[Region boundary data]
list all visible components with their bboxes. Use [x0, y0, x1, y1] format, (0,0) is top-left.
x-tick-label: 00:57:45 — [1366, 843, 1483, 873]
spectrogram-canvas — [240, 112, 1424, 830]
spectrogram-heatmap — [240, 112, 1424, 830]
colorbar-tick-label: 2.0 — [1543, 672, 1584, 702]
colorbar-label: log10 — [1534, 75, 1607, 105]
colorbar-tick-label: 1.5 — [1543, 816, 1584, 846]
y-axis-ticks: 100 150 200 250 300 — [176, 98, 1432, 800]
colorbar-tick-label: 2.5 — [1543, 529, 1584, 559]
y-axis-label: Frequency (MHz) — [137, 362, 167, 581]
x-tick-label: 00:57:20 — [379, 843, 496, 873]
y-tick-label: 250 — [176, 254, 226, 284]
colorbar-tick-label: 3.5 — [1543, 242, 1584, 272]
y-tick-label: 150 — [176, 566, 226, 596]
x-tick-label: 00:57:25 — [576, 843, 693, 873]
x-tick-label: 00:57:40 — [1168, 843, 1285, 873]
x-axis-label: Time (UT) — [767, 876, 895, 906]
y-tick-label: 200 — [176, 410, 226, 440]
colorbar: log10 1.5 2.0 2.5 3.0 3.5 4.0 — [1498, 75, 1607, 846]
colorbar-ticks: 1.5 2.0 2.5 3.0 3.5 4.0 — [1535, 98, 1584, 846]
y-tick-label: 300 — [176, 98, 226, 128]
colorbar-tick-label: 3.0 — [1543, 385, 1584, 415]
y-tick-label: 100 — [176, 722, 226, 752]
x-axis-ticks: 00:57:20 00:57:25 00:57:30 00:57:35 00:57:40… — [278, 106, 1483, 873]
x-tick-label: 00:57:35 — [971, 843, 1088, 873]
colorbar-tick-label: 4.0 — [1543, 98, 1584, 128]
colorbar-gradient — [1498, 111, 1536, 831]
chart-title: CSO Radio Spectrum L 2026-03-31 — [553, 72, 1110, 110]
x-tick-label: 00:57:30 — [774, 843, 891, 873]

- What you need to do -
Locate every line in the data above that contains the string "spectrogram" and copy each one out. Treat case as significant.

- Response to this task -
spectrogram-canvas — [240, 112, 1424, 830]
spectrogram-heatmap — [240, 112, 1424, 830]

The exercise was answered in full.